### Fragmento para leer
-------------------------

REPRESENTACIONES DE LA MEMORIA

La fotografía siempre es una representación ficcional. Lo que muestra siempre ha sido, aunque su extraordinario poder de evocación intente llevarnos al presente, o al futuro.

Pero estas ficciones del pasado, también se pueden desglosar en diferentes tipologías, depende de cuáles sean las características de las imágenes y el escenario en el que las contemplamos.

Cuando Juan Carlos Distéfano realizó su escultura «Procedimiento, 1972» (encabezando este post), aunque la inspiración del escultor venía de una pintura religiosa del período gótico, lo que esta imagen representaba era contemporáneo con las prácticas represivas del estado argentino en ese mismo momento. Al año siguiente, su obra «El mudo» (en la misma línea narrativa que Procedimiento) sería adquirida por el MNBA, e increiblemente, pasaría inadvertida para la censura durante todo el período de las dictaduras militares

Gabriel Orge evoca, o reaparece, a Julio López proyectando su imagen sobre varios edificios de la ciudad.  Es una aparición fantasmática que viene de la sombras siniestras en la que sus captores lo han invisibilizado. Las condiciones de visibilidad de la obra (sin mediación de ninguna institución o medio, y en un estado democrático) hacen que todos podamos acceder a ella.

El gran problema de muchos de nosotros viene siendo como representar visualmente lo que no ha sido documentado en imágenes. Julio López, se acercó bastante con sus dibujos que evocaban la tortura y que Helen Zout fotografió (al igual que su retrato del que luego se apropiaría Orge en sus proyecciones).

-------------------------

(Entradas de datos almacenadas)
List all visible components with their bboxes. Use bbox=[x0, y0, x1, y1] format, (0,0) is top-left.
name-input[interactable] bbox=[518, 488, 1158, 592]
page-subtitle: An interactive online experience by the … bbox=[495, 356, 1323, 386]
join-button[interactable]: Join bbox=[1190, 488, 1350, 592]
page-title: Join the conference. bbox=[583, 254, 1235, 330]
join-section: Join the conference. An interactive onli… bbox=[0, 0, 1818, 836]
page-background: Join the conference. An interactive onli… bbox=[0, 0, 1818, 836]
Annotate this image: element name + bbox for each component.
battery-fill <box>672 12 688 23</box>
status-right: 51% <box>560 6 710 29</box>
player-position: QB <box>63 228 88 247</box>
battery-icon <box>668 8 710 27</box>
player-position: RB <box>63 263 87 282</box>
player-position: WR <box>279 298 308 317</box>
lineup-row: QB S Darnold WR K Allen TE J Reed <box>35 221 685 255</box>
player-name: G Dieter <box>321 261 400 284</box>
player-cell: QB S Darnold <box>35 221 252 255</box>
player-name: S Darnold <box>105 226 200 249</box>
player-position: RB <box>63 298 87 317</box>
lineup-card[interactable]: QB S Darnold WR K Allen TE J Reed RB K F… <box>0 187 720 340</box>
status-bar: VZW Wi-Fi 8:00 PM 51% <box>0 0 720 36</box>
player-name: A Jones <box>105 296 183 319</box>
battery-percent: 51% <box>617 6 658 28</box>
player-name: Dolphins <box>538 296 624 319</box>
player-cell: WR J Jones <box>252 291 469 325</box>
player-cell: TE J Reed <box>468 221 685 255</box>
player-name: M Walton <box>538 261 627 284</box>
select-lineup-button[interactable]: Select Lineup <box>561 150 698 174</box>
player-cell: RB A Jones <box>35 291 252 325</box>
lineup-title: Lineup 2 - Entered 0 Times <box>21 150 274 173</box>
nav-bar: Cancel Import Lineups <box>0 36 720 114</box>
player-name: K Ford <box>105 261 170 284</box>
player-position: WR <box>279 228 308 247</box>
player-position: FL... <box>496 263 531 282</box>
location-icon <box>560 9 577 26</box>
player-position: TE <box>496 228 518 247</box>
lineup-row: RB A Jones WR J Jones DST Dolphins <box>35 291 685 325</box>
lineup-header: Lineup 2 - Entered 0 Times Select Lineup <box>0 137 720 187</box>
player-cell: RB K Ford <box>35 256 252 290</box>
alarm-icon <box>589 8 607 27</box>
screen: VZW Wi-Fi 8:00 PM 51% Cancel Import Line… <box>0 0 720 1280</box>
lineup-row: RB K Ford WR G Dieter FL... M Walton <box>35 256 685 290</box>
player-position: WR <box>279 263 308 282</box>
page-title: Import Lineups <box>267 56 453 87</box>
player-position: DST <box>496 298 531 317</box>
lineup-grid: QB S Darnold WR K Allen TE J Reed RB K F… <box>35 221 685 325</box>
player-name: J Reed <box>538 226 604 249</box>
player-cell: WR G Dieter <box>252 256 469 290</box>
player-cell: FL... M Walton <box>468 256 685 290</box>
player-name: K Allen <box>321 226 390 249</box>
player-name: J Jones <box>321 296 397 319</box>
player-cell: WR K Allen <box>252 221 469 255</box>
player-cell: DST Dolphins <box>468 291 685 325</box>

-------------------------

### Tu objetivo
¿Cómo queda el pasaje del texto sobre las representaciones de la memoria que abre con las palabras que contienen "Cuando Juan Carlos" y cierra con "acceder a ella." si cambias "escultor" por "artista"? Estos registros proceden de otra fuente.

### Respuesta al ejercicio
Cuando Juan Carlos Distéfano realizó su escultura «Procedimiento, 1972» (encabezando este post), aunque la inspiración del artista venía de una pintura religiosa del período gótico, lo que esta imagen representaba era contemporáneo con las prácticas represivas del estado argentino en ese mismo momento. Al año siguiente, su obra «El mudo» (en la misma línea narrativa que Procedimiento) sería adquirida por el MNBA, e increiblemente, pasaría inadvertida para la censura durante todo el período de las dictaduras militares

Gabriel Orge evoca, o reaparece, a Julio López proyectando su imagen sobre varios edificios de la ciudad.  Es una aparición fantasmática que viene de la sombras siniestras en la que sus captores lo han invisibilizado. Las condiciones de visibilidad de la obra (sin mediación de ninguna institución o medio, y en un estado democrático) hacen que todos podamos acceder a ella.